-- Your goal --
Each line that contains the string "name" counts once; report how many such lines appear in the data, as a number only.

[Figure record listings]
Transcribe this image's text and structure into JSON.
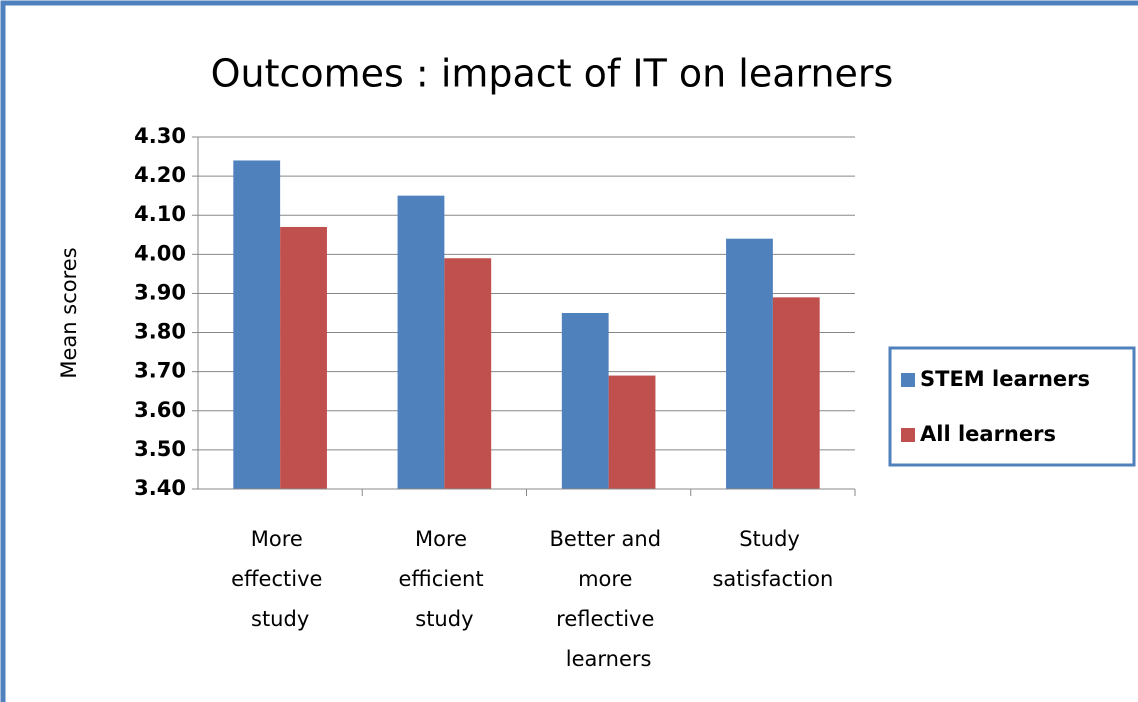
{
  "chart_data": {
    "type": "bar",
    "title": "Outcomes : impact of IT on learners",
    "y_label": "Mean scores",
    "categories": [
      "More effective study",
      "More efficient study",
      "Better and more reflective learners",
      "Study satisfaction"
    ],
    "series": [
      {
        "name": "STEM learners",
        "color": "#4f81bd",
        "values": [
          4.24,
          4.15,
          3.85,
          4.04
        ]
      },
      {
        "name": "All learners",
        "color": "#c0504d",
        "values": [
          4.07,
          3.99,
          3.69,
          3.89
        ]
      }
    ],
    "ylim": [
      3.4,
      4.3
    ],
    "yticks": [
      {
        "value": 3.4,
        "label": "3.40"
      },
      {
        "value": 3.5,
        "label": "3.50"
      },
      {
        "value": 3.6,
        "label": "3.60"
      },
      {
        "value": 3.7,
        "label": "3.70"
      },
      {
        "value": 3.8,
        "label": "3.80"
      },
      {
        "value": 3.9,
        "label": "3.90"
      },
      {
        "value": 4.0,
        "label": "4.00"
      },
      {
        "value": 4.1,
        "label": "4.10"
      },
      {
        "value": 4.2,
        "label": "4.20"
      },
      {
        "value": 4.3,
        "label": "4.30"
      }
    ],
    "grid": true,
    "legend": "right"
  }
}
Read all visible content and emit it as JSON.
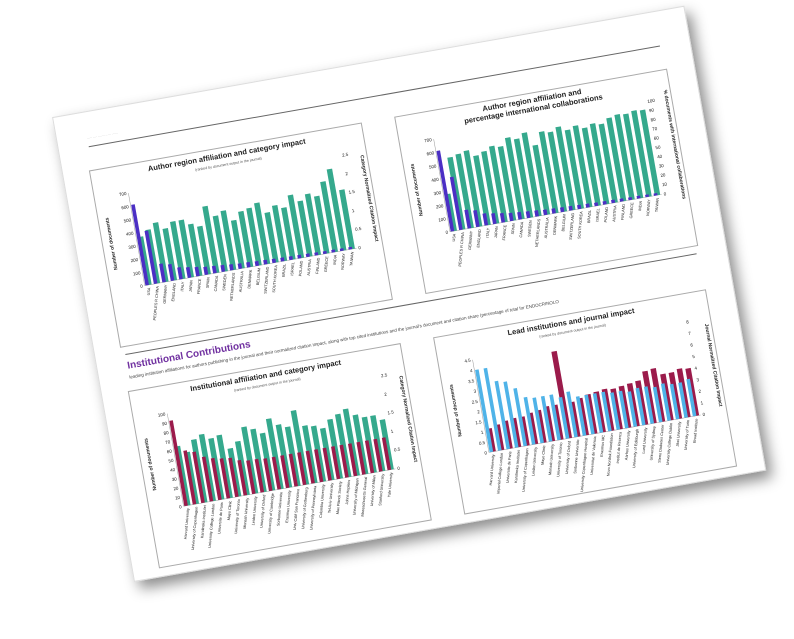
{
  "header": {
    "stub_text": "····· ···· ······· ·· ··· ······"
  },
  "section": {
    "title": "Institutional Contributions",
    "subtitle": "leading institution affiliations for authors publishing in the journal and their normalized citation impact, along with top cited institutions and the journal's document and citation share (percentage of total for ENDOCRINOLO"
  },
  "chart_data": [
    {
      "type": "bar",
      "title": "Author region affiliation and category impact",
      "subtitle": "(ranked by document output in the journal)",
      "ylabel": "Number of documents",
      "y2label": "Category Normalized Citation Impact",
      "ylim": [
        0,
        700
      ],
      "yticks": [
        "0",
        "100",
        "200",
        "300",
        "400",
        "500",
        "600",
        "700"
      ],
      "y2lim": [
        0,
        2.5
      ],
      "y2ticks": [
        "0",
        "0.5",
        "1",
        "1.5",
        "2",
        "2.5"
      ],
      "categories": [
        "USA",
        "PEOPLES R CHINA",
        "GERMANY",
        "ENGLAND",
        "ITALY",
        "JAPAN",
        "FRANCE",
        "SPAIN",
        "CANADA",
        "SWEDEN",
        "NETHERLANDS",
        "AUSTRALIA",
        "DENMARK",
        "BELGIUM",
        "SWITZERLAND",
        "SOUTH KOREA",
        "BRAZIL",
        "ISRAEL",
        "POLAND",
        "AUSTRIA",
        "FINLAND",
        "GREECE",
        "INDIA",
        "NORWAY",
        "TAIWAN"
      ],
      "series": [
        {
          "color": "#4b2fc4",
          "values": [
            610,
            400,
            140,
            125,
            90,
            80,
            70,
            60,
            55,
            50,
            45,
            40,
            38,
            35,
            33,
            30,
            28,
            26,
            25,
            24,
            22,
            20,
            20,
            18,
            17
          ]
        },
        {
          "color": "#35a98d",
          "values": [
            1.3,
            1.45,
            1.6,
            1.4,
            1.55,
            1.55,
            1.4,
            1.3,
            1.8,
            1.5,
            1.6,
            1.3,
            1.5,
            1.55,
            1.65,
            1.35,
            1.5,
            1.4,
            1.7,
            1.5,
            1.65,
            1.55,
            1.9,
            2.2,
            1.6
          ]
        }
      ]
    },
    {
      "type": "bar",
      "title": "Author region affiliation and percentage international collaborations",
      "ylabel": "Number of documents",
      "y2label": "% documents with international collaborations",
      "ylim": [
        0,
        700
      ],
      "yticks": [
        "0",
        "100",
        "200",
        "300",
        "400",
        "500",
        "600",
        "700"
      ],
      "y2lim": [
        0,
        100
      ],
      "y2ticks": [
        "0",
        "10",
        "20",
        "30",
        "40",
        "50",
        "60",
        "70",
        "80",
        "90",
        "100"
      ],
      "categories": [
        "USA",
        "PEOPLES R CHINA",
        "GERMANY",
        "ENGLAND",
        "ITALY",
        "JAPAN",
        "FRANCE",
        "SPAIN",
        "CANADA",
        "SWEDEN",
        "NETHERLANDS",
        "AUSTRALIA",
        "DENMARK",
        "BELGIUM",
        "SWITZERLAND",
        "SOUTH KOREA",
        "BRAZIL",
        "ISRAEL",
        "POLAND",
        "AUSTRIA",
        "FINLAND",
        "GREECE",
        "INDIA",
        "NORWAY",
        "TAIWAN"
      ],
      "series": [
        {
          "color": "#4b2fc4",
          "values": [
            610,
            400,
            140,
            125,
            90,
            80,
            70,
            60,
            55,
            50,
            45,
            40,
            38,
            35,
            33,
            30,
            28,
            26,
            25,
            24,
            22,
            20,
            20,
            18,
            17
          ]
        },
        {
          "color": "#35a98d",
          "values": [
            40,
            78,
            80,
            82,
            75,
            78,
            82,
            80,
            88,
            85,
            90,
            75,
            88,
            86,
            90,
            85,
            88,
            84,
            87,
            85,
            90,
            92,
            91,
            93,
            92
          ]
        }
      ]
    },
    {
      "type": "bar",
      "title": "Institutional affiliation and category impact",
      "subtitle": "(ranked by document output in the journal)",
      "ylabel": "Number of documents",
      "y2label": "Category Normalized Citation Impact",
      "ylim": [
        0,
        100
      ],
      "yticks": [
        "0",
        "10",
        "20",
        "30",
        "40",
        "50",
        "60",
        "70",
        "80",
        "90",
        "100"
      ],
      "y2lim": [
        0,
        2.5
      ],
      "y2ticks": [
        "0",
        "0.5",
        "1",
        "1.5",
        "2",
        "2.5"
      ],
      "categories": [
        "Harvard University",
        "University of Copenhagen",
        "Karolinska Institutet",
        "University College London",
        "Universite de Paris",
        "Mayo Clinic",
        "University of Toronto",
        "Monash University",
        "Leiden University",
        "University of Oxford",
        "University of Cambridge",
        "Sorbonne Universite",
        "Erasmus University",
        "Univ Calif San Francisco",
        "University of Gothenburg",
        "University of Pennsylvania",
        "Columbia University",
        "Tel Aviv University",
        "Max Planck Society",
        "Johns Hopkins",
        "University of Michigan",
        "Massachusetts General",
        "University of Milan",
        "Stanford University",
        "Yale University"
      ],
      "series": [
        {
          "color": "#9b1b4b",
          "values": [
            92,
            58,
            55,
            48,
            45,
            43,
            42,
            38,
            36,
            36,
            35,
            35,
            35,
            35,
            35,
            35,
            35,
            35,
            35,
            35,
            35,
            35,
            35,
            35,
            35
          ]
        },
        {
          "color": "#35a98d",
          "values": [
            1.6,
            1.4,
            1.7,
            1.8,
            1.65,
            1.7,
            1.3,
            1.45,
            1.8,
            1.7,
            1.55,
            1.9,
            1.7,
            1.6,
            2.0,
            1.55,
            1.5,
            1.4,
            1.6,
            1.7,
            1.8,
            1.6,
            1.5,
            1.5,
            1.35
          ]
        }
      ]
    },
    {
      "type": "bar",
      "title": "Lead institutions and journal impact",
      "subtitle": "(ranked by document output in the journal)",
      "ylabel": "Number of documents",
      "y2label": "Journal Normalized Citation Impact",
      "ylim": [
        0,
        4.5
      ],
      "yticks": [
        "0",
        "0.5",
        "1",
        "1.5",
        "2",
        "2.5",
        "3",
        "3.5",
        "4",
        "4.5"
      ],
      "y2lim": [
        0,
        8
      ],
      "y2ticks": [
        "0",
        "1",
        "2",
        "3",
        "4",
        "5",
        "6",
        "7",
        "8"
      ],
      "categories": [
        "Harvard University",
        "Imperial College London",
        "Universite de Paris",
        "Karolinska Institutet",
        "University of Copenhagen",
        "Leiden University",
        "Mayo Clinic",
        "Monash University",
        "University of Toronto",
        "University of Oxford",
        "Sorbonne Universite",
        "University Copenhagen Hospital",
        "Universitat de Valencia",
        "Erasmus MC",
        "Novo Nordisk Foundation",
        "Institut de Recerca",
        "Aarhus University",
        "University of Edinburgh",
        "Lund University",
        "University of Sydney",
        "Steno Diabetes Center",
        "University College Dublin",
        "Jikei University",
        "University of Turin",
        "Broad Institute"
      ],
      "series": [
        {
          "color": "#4fb3e8",
          "values": [
            4.0,
            4.0,
            3.3,
            3.2,
            2.8,
            2.3,
            2.2,
            2.2,
            2.2,
            2.0,
            2.2,
            1.9,
            1.9,
            1.9,
            1.9,
            1.8,
            1.8,
            1.7,
            1.8,
            1.8,
            1.7,
            1.8,
            1.7,
            1.7,
            1.8
          ]
        },
        {
          "color": "#9b1b4b",
          "values": [
            2.0,
            2.2,
            2.4,
            2.5,
            2.5,
            2.7,
            2.8,
            3.0,
            3.0,
            7.5,
            3.0,
            3.2,
            3.4,
            3.5,
            3.6,
            3.5,
            3.6,
            3.7,
            3.8,
            4.5,
            4.6,
            4.0,
            4.0,
            4.2,
            4.1
          ]
        }
      ]
    }
  ]
}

-- Full answer --
2